Data extracted from a collection:
** begin **

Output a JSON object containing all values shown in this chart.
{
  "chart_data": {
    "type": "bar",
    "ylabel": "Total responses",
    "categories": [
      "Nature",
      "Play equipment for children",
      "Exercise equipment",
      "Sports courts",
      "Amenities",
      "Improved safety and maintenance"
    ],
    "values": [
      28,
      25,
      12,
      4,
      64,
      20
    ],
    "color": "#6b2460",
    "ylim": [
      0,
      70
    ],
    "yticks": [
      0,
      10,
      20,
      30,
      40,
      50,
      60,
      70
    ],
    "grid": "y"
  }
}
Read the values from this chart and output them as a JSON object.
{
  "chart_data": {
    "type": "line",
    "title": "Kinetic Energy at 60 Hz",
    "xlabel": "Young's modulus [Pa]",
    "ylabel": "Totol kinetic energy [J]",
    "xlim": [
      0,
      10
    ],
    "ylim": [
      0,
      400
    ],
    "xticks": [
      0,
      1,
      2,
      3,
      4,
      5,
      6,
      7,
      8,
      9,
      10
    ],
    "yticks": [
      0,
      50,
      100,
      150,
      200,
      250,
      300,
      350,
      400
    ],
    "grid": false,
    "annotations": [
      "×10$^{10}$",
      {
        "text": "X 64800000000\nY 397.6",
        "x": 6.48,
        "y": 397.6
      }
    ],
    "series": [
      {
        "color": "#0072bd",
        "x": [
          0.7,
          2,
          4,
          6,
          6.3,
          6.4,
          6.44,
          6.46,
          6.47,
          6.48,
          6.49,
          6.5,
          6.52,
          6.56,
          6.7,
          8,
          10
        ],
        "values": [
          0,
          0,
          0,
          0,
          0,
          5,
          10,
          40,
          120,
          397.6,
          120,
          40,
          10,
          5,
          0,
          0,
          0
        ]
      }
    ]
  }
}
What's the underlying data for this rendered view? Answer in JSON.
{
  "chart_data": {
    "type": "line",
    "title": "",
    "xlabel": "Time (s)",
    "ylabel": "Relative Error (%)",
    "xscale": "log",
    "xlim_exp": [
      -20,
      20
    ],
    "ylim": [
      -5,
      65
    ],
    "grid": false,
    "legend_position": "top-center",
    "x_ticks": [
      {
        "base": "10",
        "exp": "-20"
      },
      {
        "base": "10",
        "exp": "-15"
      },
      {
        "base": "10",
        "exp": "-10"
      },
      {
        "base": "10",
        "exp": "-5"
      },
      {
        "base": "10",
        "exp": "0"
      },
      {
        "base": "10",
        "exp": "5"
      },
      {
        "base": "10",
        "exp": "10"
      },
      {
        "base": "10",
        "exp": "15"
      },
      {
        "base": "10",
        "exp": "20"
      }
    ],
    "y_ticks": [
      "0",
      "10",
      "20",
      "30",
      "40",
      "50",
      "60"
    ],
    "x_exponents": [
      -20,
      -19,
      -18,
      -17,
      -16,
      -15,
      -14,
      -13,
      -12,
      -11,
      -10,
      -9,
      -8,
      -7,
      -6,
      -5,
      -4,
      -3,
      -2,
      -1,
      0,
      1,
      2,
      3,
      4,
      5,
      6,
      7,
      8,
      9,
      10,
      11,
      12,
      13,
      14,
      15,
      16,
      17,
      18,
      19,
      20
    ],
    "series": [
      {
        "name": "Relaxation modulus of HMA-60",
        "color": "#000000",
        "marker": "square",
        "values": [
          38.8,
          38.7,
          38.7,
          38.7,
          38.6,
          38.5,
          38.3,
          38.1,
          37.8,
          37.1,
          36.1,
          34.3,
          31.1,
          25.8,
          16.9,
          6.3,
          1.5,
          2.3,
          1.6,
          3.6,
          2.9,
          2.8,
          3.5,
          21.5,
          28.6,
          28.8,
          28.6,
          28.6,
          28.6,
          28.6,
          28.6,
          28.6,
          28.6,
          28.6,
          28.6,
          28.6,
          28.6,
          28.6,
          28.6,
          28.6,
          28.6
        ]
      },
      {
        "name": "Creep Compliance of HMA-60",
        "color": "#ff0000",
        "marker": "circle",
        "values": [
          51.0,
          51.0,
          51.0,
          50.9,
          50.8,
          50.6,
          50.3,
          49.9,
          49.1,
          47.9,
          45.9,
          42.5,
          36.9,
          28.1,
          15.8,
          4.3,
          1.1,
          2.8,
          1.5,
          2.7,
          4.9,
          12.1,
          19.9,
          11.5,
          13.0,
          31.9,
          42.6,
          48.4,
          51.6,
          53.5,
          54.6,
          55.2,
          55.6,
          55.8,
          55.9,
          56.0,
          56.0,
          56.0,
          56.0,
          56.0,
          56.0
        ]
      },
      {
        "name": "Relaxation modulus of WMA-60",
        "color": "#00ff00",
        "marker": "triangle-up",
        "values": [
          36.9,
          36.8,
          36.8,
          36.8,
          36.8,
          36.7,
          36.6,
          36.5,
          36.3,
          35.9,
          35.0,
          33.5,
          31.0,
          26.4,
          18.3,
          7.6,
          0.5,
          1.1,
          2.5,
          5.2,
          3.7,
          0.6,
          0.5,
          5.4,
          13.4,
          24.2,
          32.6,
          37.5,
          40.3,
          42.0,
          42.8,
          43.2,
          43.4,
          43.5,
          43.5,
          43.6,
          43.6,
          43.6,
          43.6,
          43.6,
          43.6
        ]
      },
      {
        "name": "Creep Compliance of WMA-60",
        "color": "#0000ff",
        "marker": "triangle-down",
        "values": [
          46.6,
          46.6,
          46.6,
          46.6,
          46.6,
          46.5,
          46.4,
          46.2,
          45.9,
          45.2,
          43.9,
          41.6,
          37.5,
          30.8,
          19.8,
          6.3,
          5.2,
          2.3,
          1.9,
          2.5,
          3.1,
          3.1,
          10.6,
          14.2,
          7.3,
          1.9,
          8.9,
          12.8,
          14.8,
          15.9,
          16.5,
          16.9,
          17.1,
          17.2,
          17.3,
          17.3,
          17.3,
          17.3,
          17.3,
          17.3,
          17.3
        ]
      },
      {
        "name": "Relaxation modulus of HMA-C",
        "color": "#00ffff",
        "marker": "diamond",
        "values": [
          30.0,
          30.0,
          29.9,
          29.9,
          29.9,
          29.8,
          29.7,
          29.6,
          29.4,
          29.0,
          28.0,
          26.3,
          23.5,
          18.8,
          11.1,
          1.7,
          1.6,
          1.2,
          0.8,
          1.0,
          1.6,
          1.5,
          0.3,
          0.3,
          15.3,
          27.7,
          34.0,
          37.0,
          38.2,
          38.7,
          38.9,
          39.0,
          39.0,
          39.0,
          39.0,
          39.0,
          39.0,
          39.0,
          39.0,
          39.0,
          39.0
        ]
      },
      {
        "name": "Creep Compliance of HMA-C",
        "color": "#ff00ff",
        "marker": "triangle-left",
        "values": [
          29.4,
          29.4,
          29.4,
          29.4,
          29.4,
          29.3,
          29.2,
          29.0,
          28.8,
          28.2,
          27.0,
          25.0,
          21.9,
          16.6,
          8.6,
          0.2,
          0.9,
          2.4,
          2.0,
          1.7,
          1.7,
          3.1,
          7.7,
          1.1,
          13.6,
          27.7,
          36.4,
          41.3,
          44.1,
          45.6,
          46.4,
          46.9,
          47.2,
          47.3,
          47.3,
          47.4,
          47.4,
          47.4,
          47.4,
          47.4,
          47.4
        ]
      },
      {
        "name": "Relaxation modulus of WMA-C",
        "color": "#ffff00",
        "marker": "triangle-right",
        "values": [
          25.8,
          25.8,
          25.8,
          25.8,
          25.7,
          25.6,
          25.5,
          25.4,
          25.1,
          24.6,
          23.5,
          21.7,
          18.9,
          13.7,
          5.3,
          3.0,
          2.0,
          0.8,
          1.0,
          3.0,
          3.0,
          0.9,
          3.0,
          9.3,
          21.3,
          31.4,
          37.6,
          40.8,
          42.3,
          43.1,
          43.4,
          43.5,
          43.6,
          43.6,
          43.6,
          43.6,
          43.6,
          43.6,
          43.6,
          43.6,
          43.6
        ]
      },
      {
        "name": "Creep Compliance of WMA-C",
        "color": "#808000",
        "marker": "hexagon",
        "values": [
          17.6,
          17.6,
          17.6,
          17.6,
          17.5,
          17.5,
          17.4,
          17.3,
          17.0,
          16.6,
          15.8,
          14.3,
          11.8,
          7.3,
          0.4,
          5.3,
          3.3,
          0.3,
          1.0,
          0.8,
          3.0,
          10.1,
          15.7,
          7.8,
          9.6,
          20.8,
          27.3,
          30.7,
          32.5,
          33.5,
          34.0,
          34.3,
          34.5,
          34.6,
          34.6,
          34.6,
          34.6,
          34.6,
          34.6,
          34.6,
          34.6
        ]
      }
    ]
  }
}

** end **

= DIRECTIONS FOR THIS TASK =
Every line of the listing that holds "name" should be found and copied.

= EXPECTED OUTPUT =
        "name": "Relaxation modulus of HMA-60",
        "name": "Creep Compliance of HMA-60",
        "name": "Relaxation modulus of WMA-60",
        "name": "Creep Compliance of WMA-60",
        "name": "Relaxation modulus of HMA-C",
        "name": "Creep Compliance of HMA-C",
        "name": "Relaxation modulus of WMA-C",
        "name": "Creep Compliance of WMA-C",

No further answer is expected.